### Registros de anotación de regiones
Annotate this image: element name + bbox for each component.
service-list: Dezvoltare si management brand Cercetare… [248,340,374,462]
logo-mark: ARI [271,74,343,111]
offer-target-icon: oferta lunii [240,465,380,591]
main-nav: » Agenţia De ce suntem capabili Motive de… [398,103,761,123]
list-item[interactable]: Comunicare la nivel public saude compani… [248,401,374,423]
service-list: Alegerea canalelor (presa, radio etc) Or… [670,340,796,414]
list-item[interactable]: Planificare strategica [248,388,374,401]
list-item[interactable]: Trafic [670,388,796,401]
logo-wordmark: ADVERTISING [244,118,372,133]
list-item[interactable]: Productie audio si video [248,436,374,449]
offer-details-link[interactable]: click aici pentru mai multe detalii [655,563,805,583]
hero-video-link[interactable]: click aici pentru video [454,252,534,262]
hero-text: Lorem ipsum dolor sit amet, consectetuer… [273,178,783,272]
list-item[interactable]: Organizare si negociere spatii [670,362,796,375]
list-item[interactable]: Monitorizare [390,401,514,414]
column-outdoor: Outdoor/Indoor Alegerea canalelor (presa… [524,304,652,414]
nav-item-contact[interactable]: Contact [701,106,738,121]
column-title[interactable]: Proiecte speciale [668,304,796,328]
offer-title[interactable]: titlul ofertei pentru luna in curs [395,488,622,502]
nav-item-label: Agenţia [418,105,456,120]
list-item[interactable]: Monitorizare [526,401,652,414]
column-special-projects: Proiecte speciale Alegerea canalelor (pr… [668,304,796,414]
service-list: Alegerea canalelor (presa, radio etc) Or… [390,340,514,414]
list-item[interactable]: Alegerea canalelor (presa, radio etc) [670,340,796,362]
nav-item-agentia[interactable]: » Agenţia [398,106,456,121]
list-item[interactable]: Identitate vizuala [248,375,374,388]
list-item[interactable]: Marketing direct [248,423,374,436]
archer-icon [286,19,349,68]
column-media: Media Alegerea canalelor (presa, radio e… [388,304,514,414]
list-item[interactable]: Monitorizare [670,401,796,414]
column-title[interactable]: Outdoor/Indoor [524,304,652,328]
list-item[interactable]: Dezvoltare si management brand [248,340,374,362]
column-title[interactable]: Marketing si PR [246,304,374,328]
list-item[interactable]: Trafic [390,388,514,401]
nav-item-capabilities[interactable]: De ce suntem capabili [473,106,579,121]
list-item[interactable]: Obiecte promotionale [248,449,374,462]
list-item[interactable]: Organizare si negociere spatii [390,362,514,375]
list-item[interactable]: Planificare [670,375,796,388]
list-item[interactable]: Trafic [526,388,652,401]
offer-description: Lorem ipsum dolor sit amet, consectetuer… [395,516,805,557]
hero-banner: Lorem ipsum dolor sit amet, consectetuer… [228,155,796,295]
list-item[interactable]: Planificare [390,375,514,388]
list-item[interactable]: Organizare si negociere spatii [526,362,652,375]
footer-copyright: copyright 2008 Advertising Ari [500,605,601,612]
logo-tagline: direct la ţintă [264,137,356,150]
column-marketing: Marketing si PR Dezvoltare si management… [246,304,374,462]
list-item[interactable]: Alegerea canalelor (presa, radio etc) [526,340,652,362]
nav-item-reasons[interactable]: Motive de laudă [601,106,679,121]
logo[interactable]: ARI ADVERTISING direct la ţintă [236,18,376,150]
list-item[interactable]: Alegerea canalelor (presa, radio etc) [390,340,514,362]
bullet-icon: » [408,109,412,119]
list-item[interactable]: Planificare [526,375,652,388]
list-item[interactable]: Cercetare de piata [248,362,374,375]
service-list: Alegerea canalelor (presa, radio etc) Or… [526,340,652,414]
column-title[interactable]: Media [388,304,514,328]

### CONSIGNA DADA
Cambia "Monitorizare" por "Evaluare" en todas las líneas y reprodúcelas sin alterar nada más.

### SOLUCIÓN DEL EJERCICIO
Annotate this image: element name + bbox for each component.
service-list: Dezvoltare si management brand Cercetare… [248,340,374,462]
logo-mark: ARI [271,74,343,111]
offer-target-icon: oferta lunii [240,465,380,591]
main-nav: » Agenţia De ce suntem capabili Motive de… [398,103,761,123]
list-item[interactable]: Comunicare la nivel public saude compani… [248,401,374,423]
service-list: Alegerea canalelor (presa, radio etc) Or… [670,340,796,414]
list-item[interactable]: Planificare strategica [248,388,374,401]
list-item[interactable]: Trafic [670,388,796,401]
logo-wordmark: ADVERTISING [244,118,372,133]
list-item[interactable]: Productie audio si video [248,436,374,449]
offer-details-link[interactable]: click aici pentru mai multe detalii [655,563,805,583]
hero-video-link[interactable]: click aici pentru video [454,252,534,262]
hero-text: Lorem ipsum dolor sit amet, consectetuer… [273,178,783,272]
list-item[interactable]: Organizare si negociere spatii [670,362,796,375]
list-item[interactable]: Evaluare [390,401,514,414]
column-outdoor: Outdoor/Indoor Alegerea canalelor (presa… [524,304,652,414]
nav-item-contact[interactable]: Contact [701,106,738,121]
column-title[interactable]: Proiecte speciale [668,304,796,328]
offer-title[interactable]: titlul ofertei pentru luna in curs [395,488,622,502]
nav-item-label: Agenţia [418,105,456,120]
list-item[interactable]: Evaluare [526,401,652,414]
column-special-projects: Proiecte speciale Alegerea canalelor (pr… [668,304,796,414]
service-list: Alegerea canalelor (presa, radio etc) Or… [390,340,514,414]
list-item[interactable]: Alegerea canalelor (presa, radio etc) [670,340,796,362]
nav-item-agentia[interactable]: » Agenţia [398,106,456,121]
list-item[interactable]: Identitate vizuala [248,375,374,388]
list-item[interactable]: Marketing direct [248,423,374,436]
archer-icon [286,19,349,68]
column-media: Media Alegerea canalelor (presa, radio e… [388,304,514,414]
list-item[interactable]: Evaluare [670,401,796,414]
column-title[interactable]: Outdoor/Indoor [524,304,652,328]
list-item[interactable]: Dezvoltare si management brand [248,340,374,362]
column-title[interactable]: Marketing si PR [246,304,374,328]
list-item[interactable]: Trafic [390,388,514,401]
nav-item-capabilities[interactable]: De ce suntem capabili [473,106,579,121]
list-item[interactable]: Obiecte promotionale [248,449,374,462]
list-item[interactable]: Organizare si negociere spatii [390,362,514,375]
list-item[interactable]: Planificare [670,375,796,388]
list-item[interactable]: Trafic [526,388,652,401]
offer-description: Lorem ipsum dolor sit amet, consectetuer… [395,516,805,557]
hero-banner: Lorem ipsum dolor sit amet, consectetuer… [228,155,796,295]
list-item[interactable]: Planificare [390,375,514,388]
list-item[interactable]: Organizare si negociere spatii [526,362,652,375]
footer-copyright: copyright 2008 Advertising Ari [500,605,601,612]
logo-tagline: direct la ţintă [264,137,356,150]
column-marketing: Marketing si PR Dezvoltare si management… [246,304,374,462]
list-item[interactable]: Alegerea canalelor (presa, radio etc) [526,340,652,362]
nav-item-reasons[interactable]: Motive de laudă [601,106,679,121]
logo[interactable]: ARI ADVERTISING direct la ţintă [236,18,376,150]
list-item[interactable]: Alegerea canalelor (presa, radio etc) [390,340,514,362]
bullet-icon: » [408,109,412,119]
list-item[interactable]: Planificare [526,375,652,388]
list-item[interactable]: Cercetare de piata [248,362,374,375]
service-list: Alegerea canalelor (presa, radio etc) Or… [526,340,652,414]
column-title[interactable]: Media [388,304,514,328]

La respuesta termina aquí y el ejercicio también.